[Dataset records]
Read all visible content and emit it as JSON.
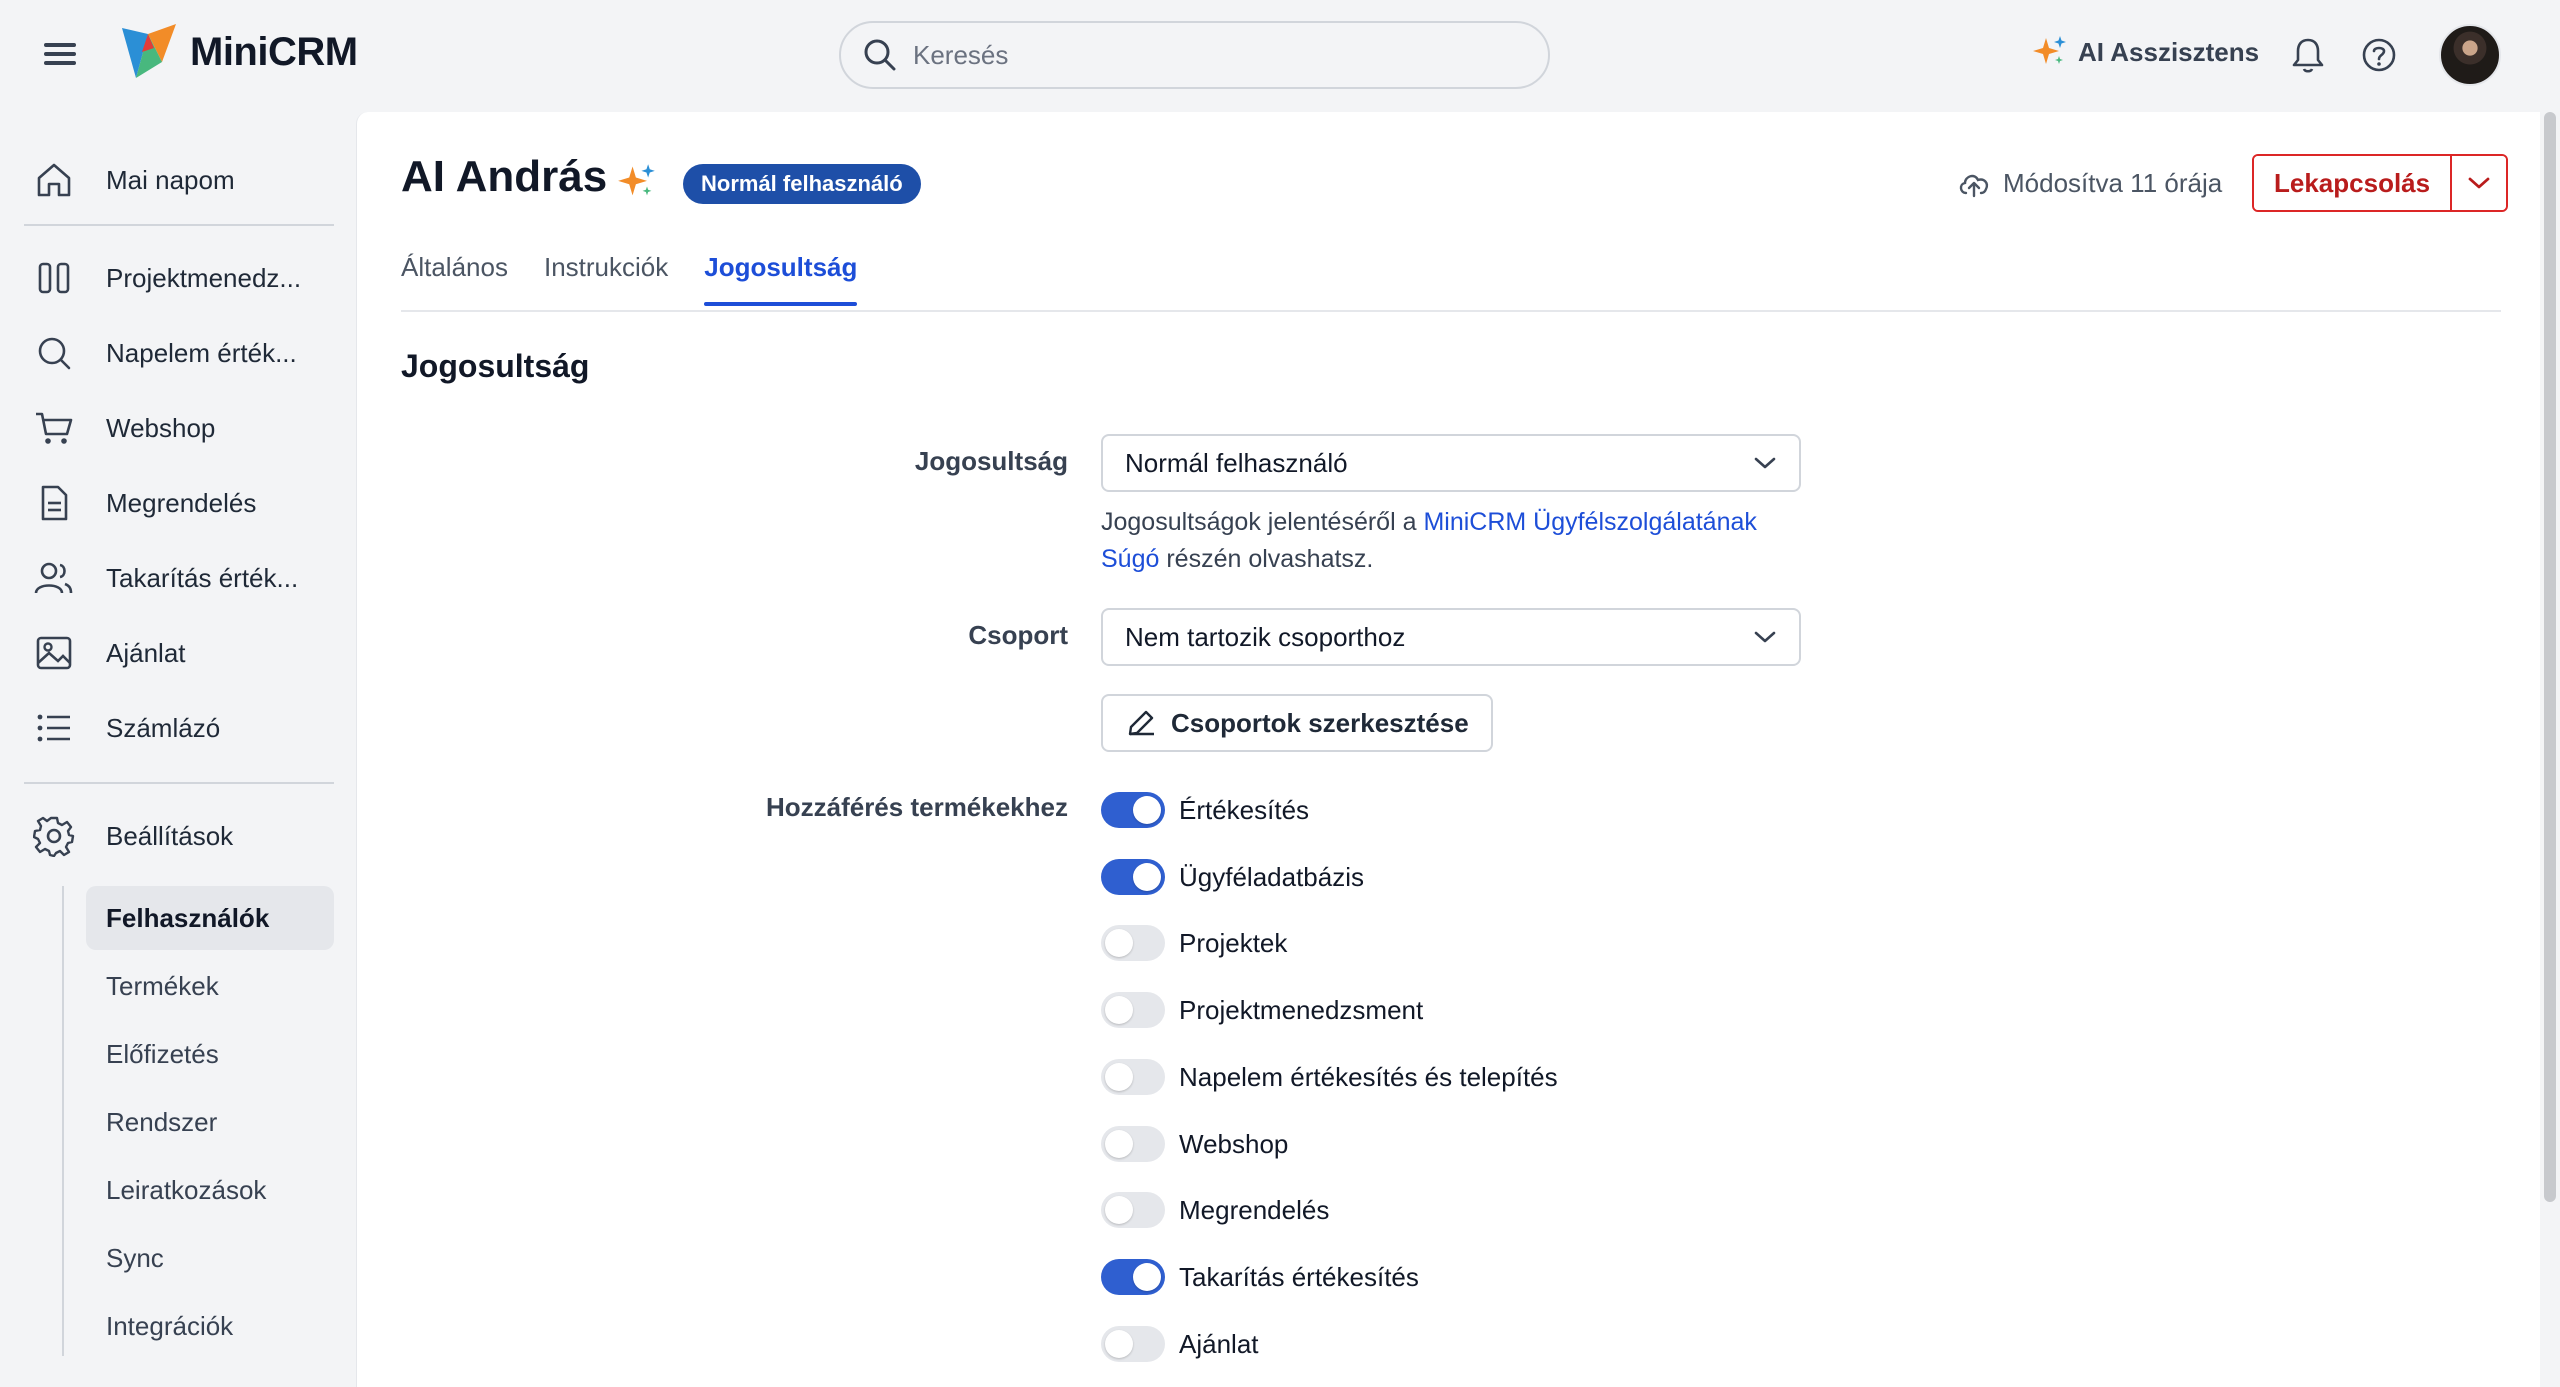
{
  "app": {
    "name": "MiniCRM"
  },
  "search": {
    "placeholder": "Keresés"
  },
  "header": {
    "ai_label": "AI Asszisztens"
  },
  "sidebar": {
    "items": [
      {
        "label": "Mai napom",
        "icon": "home-icon"
      },
      {
        "label": "Projektmenedz...",
        "icon": "columns-icon"
      },
      {
        "label": "Napelem érték...",
        "icon": "search-icon"
      },
      {
        "label": "Webshop",
        "icon": "cart-icon"
      },
      {
        "label": "Megrendelés",
        "icon": "document-icon"
      },
      {
        "label": "Takarítás érték...",
        "icon": "users-icon"
      },
      {
        "label": "Ajánlat",
        "icon": "image-icon"
      },
      {
        "label": "Számlázó",
        "icon": "list-icon"
      }
    ],
    "settings_label": "Beállítások",
    "settings_items": [
      {
        "label": "Felhasználók",
        "active": true
      },
      {
        "label": "Termékek",
        "active": false
      },
      {
        "label": "Előfizetés",
        "active": false
      },
      {
        "label": "Rendszer",
        "active": false
      },
      {
        "label": "Leiratkozások",
        "active": false
      },
      {
        "label": "Sync",
        "active": false
      },
      {
        "label": "Integrációk",
        "active": false
      }
    ]
  },
  "page": {
    "title": "AI András",
    "badge": "Normál felhasználó",
    "modified": "Módosítva 11 órája",
    "disable_button": "Lekapcsolás",
    "tabs": [
      "Általános",
      "Instrukciók",
      "Jogosultság"
    ],
    "active_tab": "Jogosultság",
    "section_title": "Jogosultság"
  },
  "form": {
    "permission_label": "Jogosultság",
    "permission_value": "Normál felhasználó",
    "help_prefix": "Jogosultságok jelentéséről a ",
    "help_link": "MiniCRM Ügyfélszolgálatának Súgó",
    "help_suffix": " részén olvashatsz.",
    "group_label": "Csoport",
    "group_value": "Nem tartozik csoporthoz",
    "edit_groups_button": "Csoportok szerkesztése",
    "access_label": "Hozzáférés termékekhez",
    "products": [
      {
        "label": "Értékesítés",
        "enabled": true
      },
      {
        "label": "Ügyféladatbázis",
        "enabled": true
      },
      {
        "label": "Projektek",
        "enabled": false
      },
      {
        "label": "Projektmenedzsment",
        "enabled": false
      },
      {
        "label": "Napelem értékesítés és telepítés",
        "enabled": false
      },
      {
        "label": "Webshop",
        "enabled": false
      },
      {
        "label": "Megrendelés",
        "enabled": false
      },
      {
        "label": "Takarítás értékesítés",
        "enabled": true
      },
      {
        "label": "Ajánlat",
        "enabled": false
      }
    ]
  },
  "colors": {
    "accent": "#1d4ed8",
    "toggle_on": "#2f5fd0",
    "danger": "#dc2626",
    "badge": "#1e4fa8"
  }
}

**WORK TO BE COMPLETED**
Go through the listing above and list every line that has the word "Normál".

**SOLUTION BELOW**
    "badge": "Normál felhasználó",
    "permission_value": "Normál felhasználó",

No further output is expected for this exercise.